- [WHAT YOU NEED TO DO]
Leave out the pictures and copy everything else in the entries exactly.

- [INPUT RECORDS]

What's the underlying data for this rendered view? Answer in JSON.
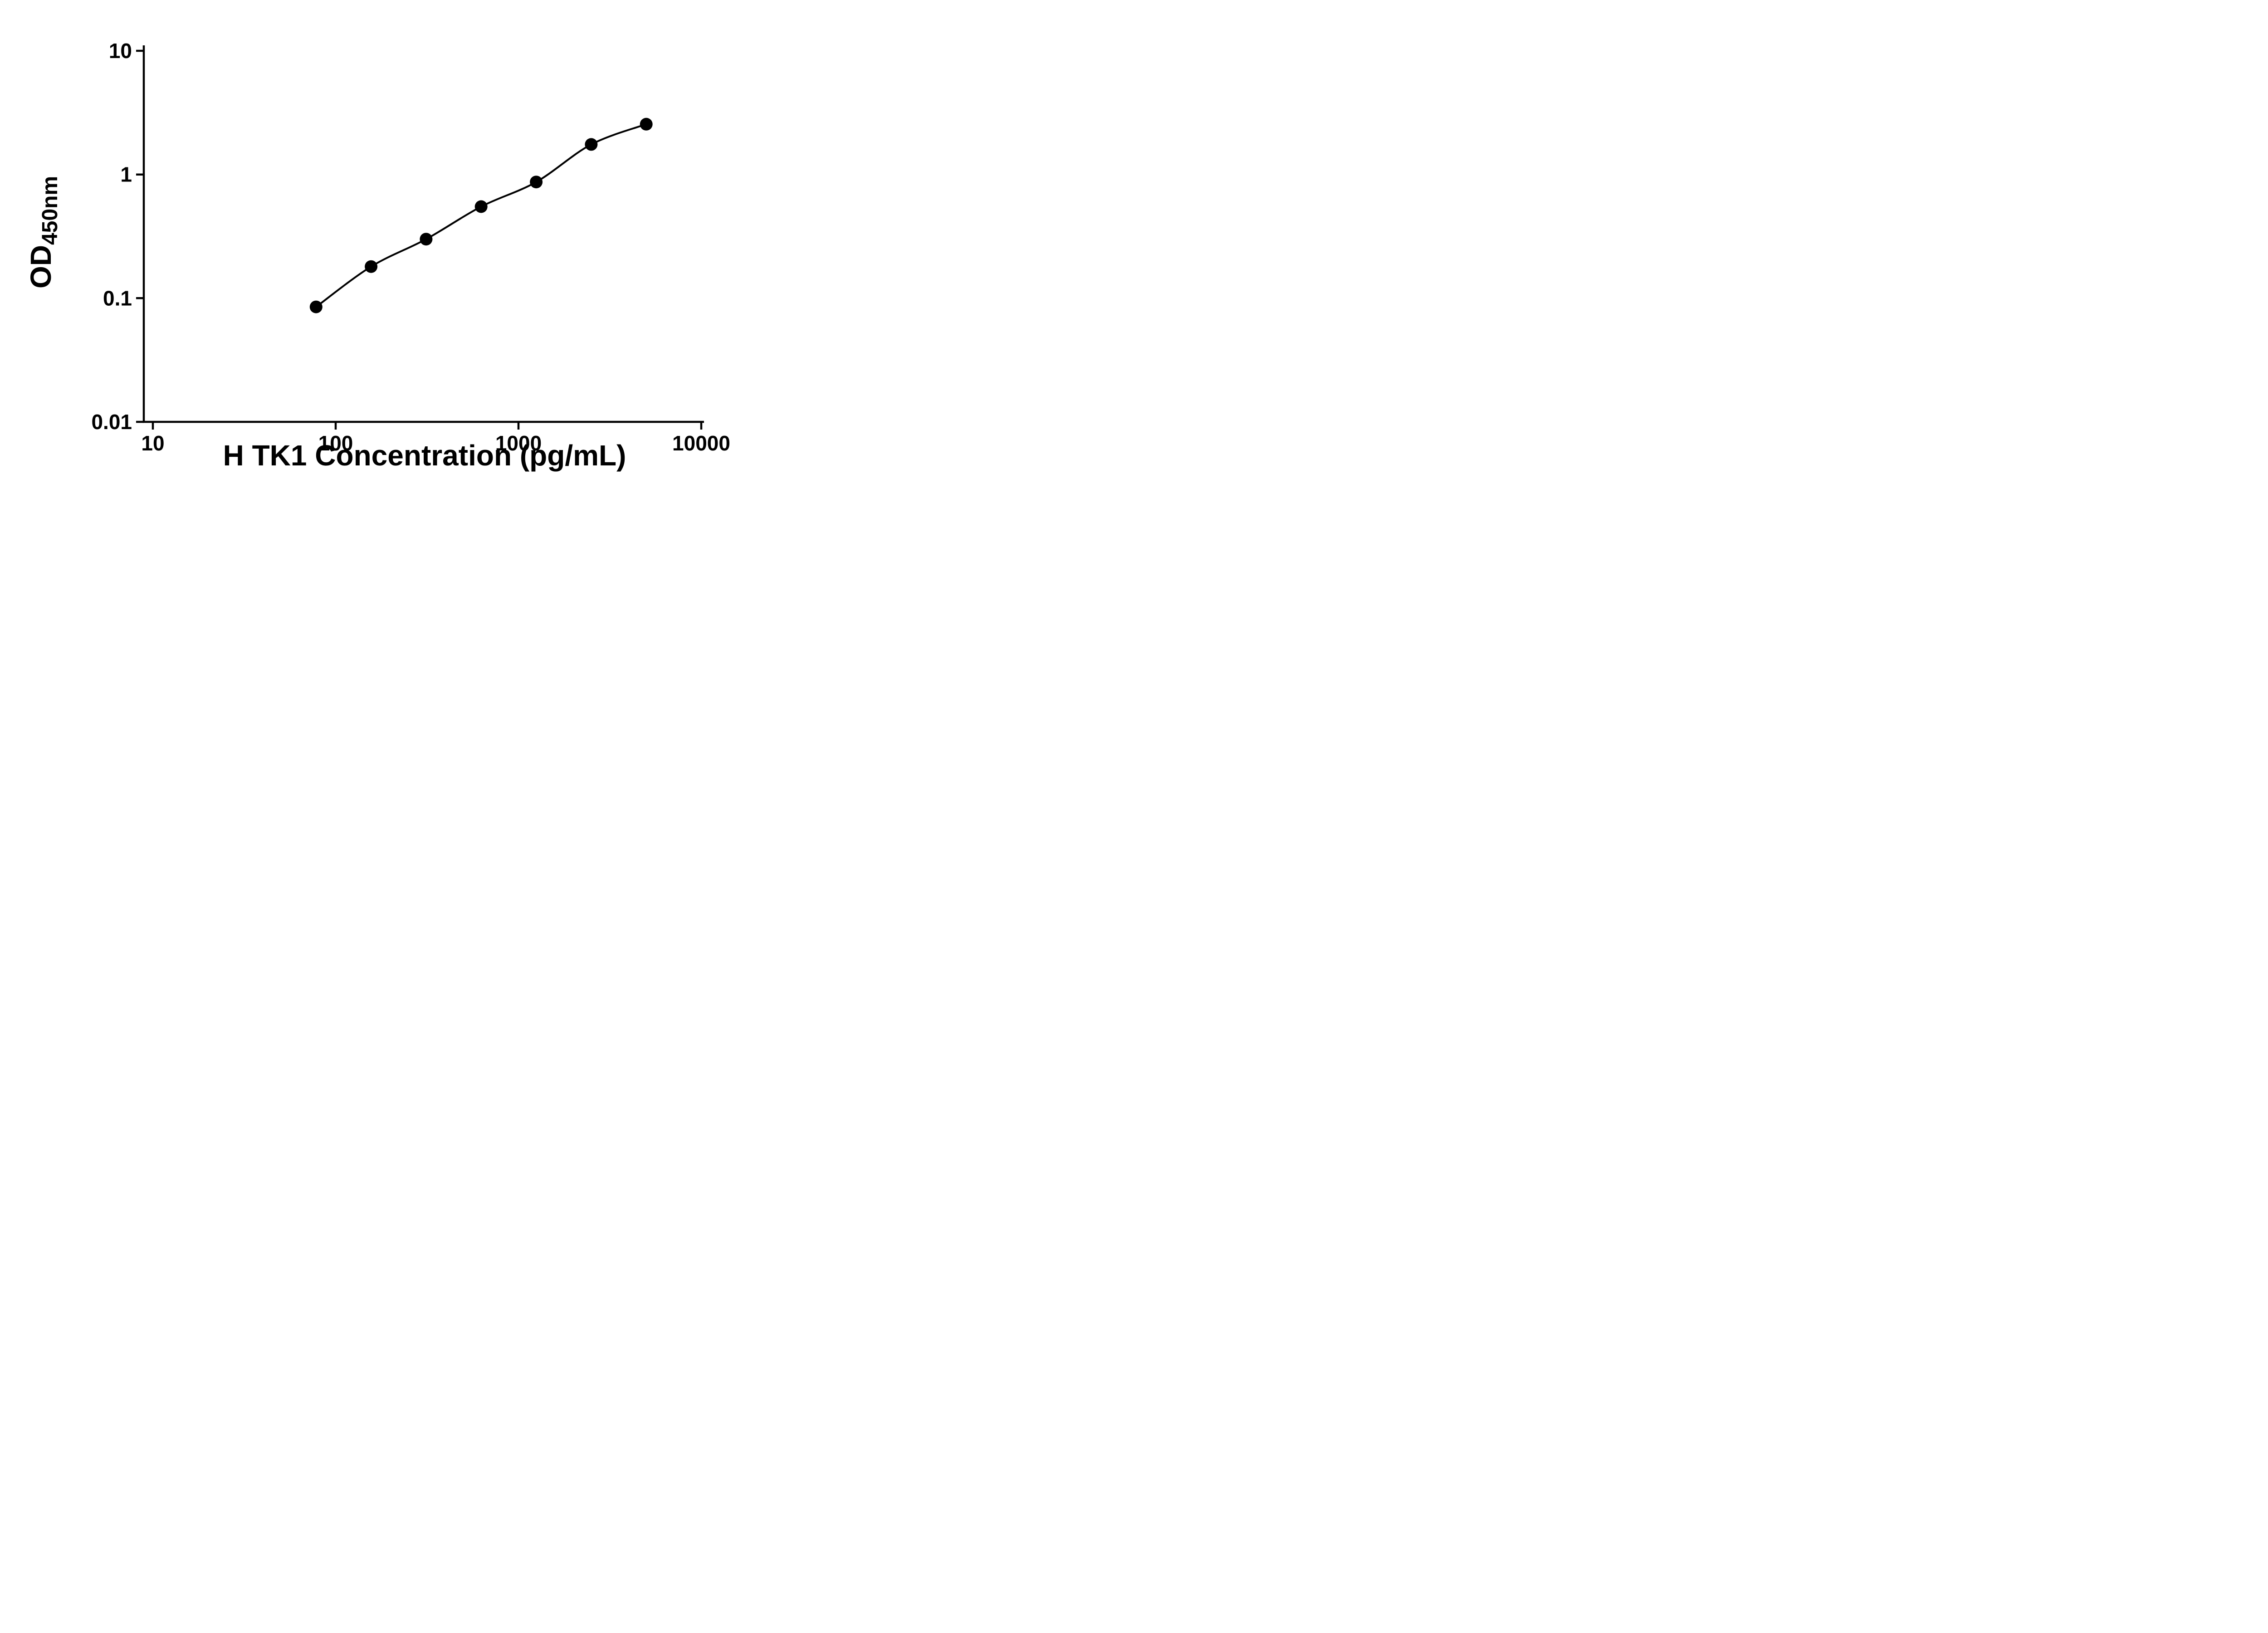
{
  "page": {
    "background": "#ffffff"
  },
  "chart_data": {
    "type": "scatter",
    "curve": "smooth-fit-line",
    "title": "",
    "xlabel": "H TK1 Concentration (pg/mL)",
    "ylabel_main": "OD",
    "ylabel_sub": "450nm",
    "x_scale": "log10",
    "y_scale": "log10",
    "xlim": [
      10,
      10000
    ],
    "ylim": [
      0.01,
      10
    ],
    "x_ticks": [
      10,
      100,
      1000,
      10000
    ],
    "x_tick_labels": [
      "10",
      "100",
      "1000",
      "10000"
    ],
    "y_ticks": [
      0.01,
      0.1,
      1,
      10
    ],
    "y_tick_labels": [
      "0.01",
      "0.1",
      "1",
      "10"
    ],
    "x": [
      78.125,
      156.25,
      312.5,
      625,
      1250,
      2500,
      5000
    ],
    "y": [
      0.085,
      0.18,
      0.3,
      0.55,
      0.87,
      1.75,
      2.55
    ],
    "grid": false,
    "legend": "none",
    "marker_color": "#000000",
    "line_color": "#000000",
    "axis_color": "#000000",
    "background": "#ffffff"
  }
}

- [EXERCISE ANSWER]
What's the underlying data for this rendered view? Answer in JSON.
{
  "page": {
    "background": "#ffffff"
  },
  "chart_data": {
    "type": "scatter",
    "curve": "smooth-fit-line",
    "title": "",
    "xlabel": "H TK1 Concentration (pg/mL)",
    "ylabel_main": "OD",
    "ylabel_sub": "450nm",
    "x_scale": "log10",
    "y_scale": "log10",
    "xlim": [
      10,
      10000
    ],
    "ylim": [
      0.01,
      10
    ],
    "x_ticks": [
      10,
      100,
      1000,
      10000
    ],
    "x_tick_labels": [
      "10",
      "100",
      "1000",
      "10000"
    ],
    "y_ticks": [
      0.01,
      0.1,
      1,
      10
    ],
    "y_tick_labels": [
      "0.01",
      "0.1",
      "1",
      "10"
    ],
    "x": [
      78.125,
      156.25,
      312.5,
      625,
      1250,
      2500,
      5000
    ],
    "y": [
      0.085,
      0.18,
      0.3,
      0.55,
      0.87,
      1.75,
      2.55
    ],
    "grid": false,
    "legend": "none",
    "marker_color": "#000000",
    "line_color": "#000000",
    "axis_color": "#000000",
    "background": "#ffffff"
  }
}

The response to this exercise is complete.